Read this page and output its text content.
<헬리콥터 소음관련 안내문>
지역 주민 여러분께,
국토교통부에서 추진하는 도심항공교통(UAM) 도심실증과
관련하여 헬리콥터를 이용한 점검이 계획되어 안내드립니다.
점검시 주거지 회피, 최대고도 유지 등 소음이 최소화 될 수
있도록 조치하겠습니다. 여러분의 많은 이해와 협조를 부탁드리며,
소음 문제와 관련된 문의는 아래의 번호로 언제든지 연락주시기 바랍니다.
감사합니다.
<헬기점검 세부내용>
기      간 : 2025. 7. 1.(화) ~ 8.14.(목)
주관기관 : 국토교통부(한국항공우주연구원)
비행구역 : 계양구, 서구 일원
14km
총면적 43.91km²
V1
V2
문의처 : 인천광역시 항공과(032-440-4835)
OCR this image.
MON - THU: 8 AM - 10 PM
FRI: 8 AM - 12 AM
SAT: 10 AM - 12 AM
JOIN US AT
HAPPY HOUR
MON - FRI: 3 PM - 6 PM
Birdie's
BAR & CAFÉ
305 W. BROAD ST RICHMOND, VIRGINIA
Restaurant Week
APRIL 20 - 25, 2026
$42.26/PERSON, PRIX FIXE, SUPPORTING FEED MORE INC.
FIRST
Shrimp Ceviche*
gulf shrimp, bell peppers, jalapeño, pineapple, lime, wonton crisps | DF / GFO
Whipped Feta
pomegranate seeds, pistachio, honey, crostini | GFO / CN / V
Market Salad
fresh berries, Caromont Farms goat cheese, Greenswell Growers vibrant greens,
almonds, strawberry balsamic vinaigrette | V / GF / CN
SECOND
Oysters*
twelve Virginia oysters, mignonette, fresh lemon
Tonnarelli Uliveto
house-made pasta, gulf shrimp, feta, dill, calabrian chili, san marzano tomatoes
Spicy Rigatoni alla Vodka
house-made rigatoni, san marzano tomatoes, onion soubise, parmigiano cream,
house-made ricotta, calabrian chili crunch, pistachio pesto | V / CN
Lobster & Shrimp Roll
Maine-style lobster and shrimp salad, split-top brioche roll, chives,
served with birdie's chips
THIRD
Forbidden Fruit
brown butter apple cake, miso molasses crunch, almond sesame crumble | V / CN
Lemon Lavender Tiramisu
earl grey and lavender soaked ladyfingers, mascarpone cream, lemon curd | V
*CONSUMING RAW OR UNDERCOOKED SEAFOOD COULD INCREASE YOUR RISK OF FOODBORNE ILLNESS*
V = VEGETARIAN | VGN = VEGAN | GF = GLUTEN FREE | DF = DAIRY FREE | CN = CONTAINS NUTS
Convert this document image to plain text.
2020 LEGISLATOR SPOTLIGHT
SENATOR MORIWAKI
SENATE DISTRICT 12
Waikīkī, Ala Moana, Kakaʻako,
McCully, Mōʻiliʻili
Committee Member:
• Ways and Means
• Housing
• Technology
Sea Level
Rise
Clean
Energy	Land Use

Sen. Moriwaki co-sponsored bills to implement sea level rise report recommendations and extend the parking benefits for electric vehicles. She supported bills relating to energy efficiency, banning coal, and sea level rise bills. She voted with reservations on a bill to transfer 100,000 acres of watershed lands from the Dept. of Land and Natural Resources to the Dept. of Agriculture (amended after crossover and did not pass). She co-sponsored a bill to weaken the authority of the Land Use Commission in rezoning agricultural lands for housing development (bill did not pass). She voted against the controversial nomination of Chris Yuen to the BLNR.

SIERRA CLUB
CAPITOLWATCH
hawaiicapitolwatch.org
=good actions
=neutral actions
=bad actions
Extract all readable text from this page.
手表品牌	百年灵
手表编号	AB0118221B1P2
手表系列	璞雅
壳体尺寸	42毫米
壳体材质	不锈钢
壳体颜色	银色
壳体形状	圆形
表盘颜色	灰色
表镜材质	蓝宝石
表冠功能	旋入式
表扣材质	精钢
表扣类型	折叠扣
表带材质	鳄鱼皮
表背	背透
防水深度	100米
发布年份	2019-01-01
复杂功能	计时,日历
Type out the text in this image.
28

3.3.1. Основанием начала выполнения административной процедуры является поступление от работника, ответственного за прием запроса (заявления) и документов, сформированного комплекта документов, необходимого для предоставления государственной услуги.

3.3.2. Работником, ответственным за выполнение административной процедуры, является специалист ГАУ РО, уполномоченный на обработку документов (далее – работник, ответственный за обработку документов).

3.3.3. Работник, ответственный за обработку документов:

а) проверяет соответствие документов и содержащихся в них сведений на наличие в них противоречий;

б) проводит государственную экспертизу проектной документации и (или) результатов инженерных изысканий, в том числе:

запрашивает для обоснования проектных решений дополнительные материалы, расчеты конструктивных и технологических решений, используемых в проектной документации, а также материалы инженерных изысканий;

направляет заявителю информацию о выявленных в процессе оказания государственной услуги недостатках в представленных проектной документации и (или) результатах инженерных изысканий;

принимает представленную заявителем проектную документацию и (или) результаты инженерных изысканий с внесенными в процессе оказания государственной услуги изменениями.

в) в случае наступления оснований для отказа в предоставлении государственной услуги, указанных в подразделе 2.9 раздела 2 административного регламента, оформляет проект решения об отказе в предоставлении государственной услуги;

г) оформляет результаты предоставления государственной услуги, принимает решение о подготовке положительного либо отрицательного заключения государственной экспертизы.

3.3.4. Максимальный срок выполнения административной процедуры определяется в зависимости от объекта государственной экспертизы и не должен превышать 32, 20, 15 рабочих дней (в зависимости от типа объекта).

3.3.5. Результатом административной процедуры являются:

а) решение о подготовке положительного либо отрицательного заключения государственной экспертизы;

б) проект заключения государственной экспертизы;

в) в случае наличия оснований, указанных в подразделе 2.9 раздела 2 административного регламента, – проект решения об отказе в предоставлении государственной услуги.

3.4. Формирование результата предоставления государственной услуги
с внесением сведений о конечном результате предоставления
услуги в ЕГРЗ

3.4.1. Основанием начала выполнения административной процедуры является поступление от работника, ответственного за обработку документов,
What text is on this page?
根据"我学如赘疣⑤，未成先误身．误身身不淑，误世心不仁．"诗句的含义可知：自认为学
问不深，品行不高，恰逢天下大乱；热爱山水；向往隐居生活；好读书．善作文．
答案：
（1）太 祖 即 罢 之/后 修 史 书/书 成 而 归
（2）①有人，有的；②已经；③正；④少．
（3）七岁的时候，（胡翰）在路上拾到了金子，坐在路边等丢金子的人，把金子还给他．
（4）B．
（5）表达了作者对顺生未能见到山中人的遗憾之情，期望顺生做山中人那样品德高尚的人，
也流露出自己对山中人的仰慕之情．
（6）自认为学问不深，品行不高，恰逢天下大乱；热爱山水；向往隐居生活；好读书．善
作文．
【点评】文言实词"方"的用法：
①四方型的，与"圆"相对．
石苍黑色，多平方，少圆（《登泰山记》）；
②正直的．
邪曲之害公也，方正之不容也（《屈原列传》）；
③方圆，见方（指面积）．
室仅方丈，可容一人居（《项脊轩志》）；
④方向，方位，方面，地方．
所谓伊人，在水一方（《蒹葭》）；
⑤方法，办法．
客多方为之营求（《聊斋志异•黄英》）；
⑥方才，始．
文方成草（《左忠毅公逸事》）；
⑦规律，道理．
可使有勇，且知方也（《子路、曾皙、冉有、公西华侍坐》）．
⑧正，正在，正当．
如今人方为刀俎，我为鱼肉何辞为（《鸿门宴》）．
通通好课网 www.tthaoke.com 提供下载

== What is required ==
Repeat the entries above exactly, leaving nothing out.

== Solution for this task ==
Read this page and output its text content.
<헬리콥터 소음관련 안내문>
지역 주민 여러분께,
국토교통부에서 추진하는 도심항공교통(UAM) 도심실증과
관련하여 헬리콥터를 이용한 점검이 계획되어 안내드립니다.
점검시 주거지 회피, 최대고도 유지 등 소음이 최소화 될 수
있도록 조치하겠습니다. 여러분의 많은 이해와 협조를 부탁드리며,
소음 문제와 관련된 문의는 아래의 번호로 언제든지 연락주시기 바랍니다.
감사합니다.
<헬기점검 세부내용>
기      간 : 2025. 7. 1.(화) ~ 8.14.(목)
주관기관 : 국토교통부(한국항공우주연구원)
비행구역 : 계양구, 서구 일원
14km
총면적 43.91km²
V1
V2
문의처 : 인천광역시 항공과(032-440-4835)
OCR this image.
MON - THU: 8 AM - 10 PM
FRI: 8 AM - 12 AM
SAT: 10 AM - 12 AM
JOIN US AT
HAPPY HOUR
MON - FRI: 3 PM - 6 PM
Birdie's
BAR & CAFÉ
305 W. BROAD ST RICHMOND, VIRGINIA
Restaurant Week
APRIL 20 - 25, 2026
$42.26/PERSON, PRIX FIXE, SUPPORTING FEED MORE INC.
FIRST
Shrimp Ceviche*
gulf shrimp, bell peppers, jalapeño, pineapple, lime, wonton crisps | DF / GFO
Whipped Feta
pomegranate seeds, pistachio, honey, crostini | GFO / CN / V
Market Salad
fresh berries, Caromont Farms goat cheese, Greenswell Growers vibrant greens,
almonds, strawberry balsamic vinaigrette | V / GF / CN
SECOND
Oysters*
twelve Virginia oysters, mignonette, fresh lemon
Tonnarelli Uliveto
house-made pasta, gulf shrimp, feta, dill, calabrian chili, san marzano tomatoes
Spicy Rigatoni alla Vodka
house-made rigatoni, san marzano tomatoes, onion soubise, parmigiano cream,
house-made ricotta, calabrian chili crunch, pistachio pesto | V / CN
Lobster & Shrimp Roll
Maine-style lobster and shrimp salad, split-top brioche roll, chives,
served with birdie's chips
THIRD
Forbidden Fruit
brown butter apple cake, miso molasses crunch, almond sesame crumble | V / CN
Lemon Lavender Tiramisu
earl grey and lavender soaked ladyfingers, mascarpone cream, lemon curd | V
*CONSUMING RAW OR UNDERCOOKED SEAFOOD COULD INCREASE YOUR RISK OF FOODBORNE ILLNESS*
V = VEGETARIAN | VGN = VEGAN | GF = GLUTEN FREE | DF = DAIRY FREE | CN = CONTAINS NUTS
Convert this document image to plain text.
2020 LEGISLATOR SPOTLIGHT
SENATOR MORIWAKI
SENATE DISTRICT 12
Waikīkī, Ala Moana, Kakaʻako,
McCully, Mōʻiliʻili
Committee Member:
• Ways and Means
• Housing
• Technology
Sea Level
Rise
Clean
Energy	Land Use

Sen. Moriwaki co-sponsored bills to implement sea level rise report recommendations and extend the parking benefits for electric vehicles. She supported bills relating to energy efficiency, banning coal, and sea level rise bills. She voted with reservations on a bill to transfer 100,000 acres of watershed lands from the Dept. of Land and Natural Resources to the Dept. of Agriculture (amended after crossover and did not pass). She co-sponsored a bill to weaken the authority of the Land Use Commission in rezoning agricultural lands for housing development (bill did not pass). She voted against the controversial nomination of Chris Yuen to the BLNR.

SIERRA CLUB
CAPITOLWATCH
hawaiicapitolwatch.org
=good actions
=neutral actions
=bad actions
Extract all readable text from this page.
手表品牌	百年灵
手表编号	AB0118221B1P2
手表系列	璞雅
壳体尺寸	42毫米
壳体材质	不锈钢
壳体颜色	银色
壳体形状	圆形
表盘颜色	灰色
表镜材质	蓝宝石
表冠功能	旋入式
表扣材质	精钢
表扣类型	折叠扣
表带材质	鳄鱼皮
表背	背透
防水深度	100米
发布年份	2019-01-01
复杂功能	计时,日历
Type out the text in this image.
28

3.3.1. Основанием начала выполнения административной процедуры является поступление от работника, ответственного за прием запроса (заявления) и документов, сформированного комплекта документов, необходимого для предоставления государственной услуги.

3.3.2. Работником, ответственным за выполнение административной процедуры, является специалист ГАУ РО, уполномоченный на обработку документов (далее – работник, ответственный за обработку документов).

3.3.3. Работник, ответственный за обработку документов:

а) проверяет соответствие документов и содержащихся в них сведений на наличие в них противоречий;

б) проводит государственную экспертизу проектной документации и (или) результатов инженерных изысканий, в том числе:

запрашивает для обоснования проектных решений дополнительные материалы, расчеты конструктивных и технологических решений, используемых в проектной документации, а также материалы инженерных изысканий;

направляет заявителю информацию о выявленных в процессе оказания государственной услуги недостатках в представленных проектной документации и (или) результатах инженерных изысканий;

принимает представленную заявителем проектную документацию и (или) результаты инженерных изысканий с внесенными в процессе оказания государственной услуги изменениями.

в) в случае наступления оснований для отказа в предоставлении государственной услуги, указанных в подразделе 2.9 раздела 2 административного регламента, оформляет проект решения об отказе в предоставлении государственной услуги;

г) оформляет результаты предоставления государственной услуги, принимает решение о подготовке положительного либо отрицательного заключения государственной экспертизы.

3.3.4. Максимальный срок выполнения административной процедуры определяется в зависимости от объекта государственной экспертизы и не должен превышать 32, 20, 15 рабочих дней (в зависимости от типа объекта).

3.3.5. Результатом административной процедуры являются:

а) решение о подготовке положительного либо отрицательного заключения государственной экспертизы;

б) проект заключения государственной экспертизы;

в) в случае наличия оснований, указанных в подразделе 2.9 раздела 2 административного регламента, – проект решения об отказе в предоставлении государственной услуги.

3.4. Формирование результата предоставления государственной услуги
с внесением сведений о конечном результате предоставления
услуги в ЕГРЗ

3.4.1. Основанием начала выполнения административной процедуры является поступление от работника, ответственного за обработку документов,
What text is on this page?
根据"我学如赘疣⑤，未成先误身．误身身不淑，误世心不仁．"诗句的含义可知：自认为学
问不深，品行不高，恰逢天下大乱；热爱山水；向往隐居生活；好读书．善作文．
答案：
（1）太 祖 即 罢 之/后 修 史 书/书 成 而 归
（2）①有人，有的；②已经；③正；④少．
（3）七岁的时候，（胡翰）在路上拾到了金子，坐在路边等丢金子的人，把金子还给他．
（4）B．
（5）表达了作者对顺生未能见到山中人的遗憾之情，期望顺生做山中人那样品德高尚的人，
也流露出自己对山中人的仰慕之情．
（6）自认为学问不深，品行不高，恰逢天下大乱；热爱山水；向往隐居生活；好读书．善
作文．
【点评】文言实词"方"的用法：
①四方型的，与"圆"相对．
石苍黑色，多平方，少圆（《登泰山记》）；
②正直的．
邪曲之害公也，方正之不容也（《屈原列传》）；
③方圆，见方（指面积）．
室仅方丈，可容一人居（《项脊轩志》）；
④方向，方位，方面，地方．
所谓伊人，在水一方（《蒹葭》）；
⑤方法，办法．
客多方为之营求（《聊斋志异•黄英》）；
⑥方才，始．
文方成草（《左忠毅公逸事》）；
⑦规律，道理．
可使有勇，且知方也（《子路、曾皙、冉有、公西华侍坐》）．
⑧正，正在，正当．
如今人方为刀俎，我为鱼肉何辞为（《鸿门宴》）．
通通好课网 www.tthaoke.com 提供下载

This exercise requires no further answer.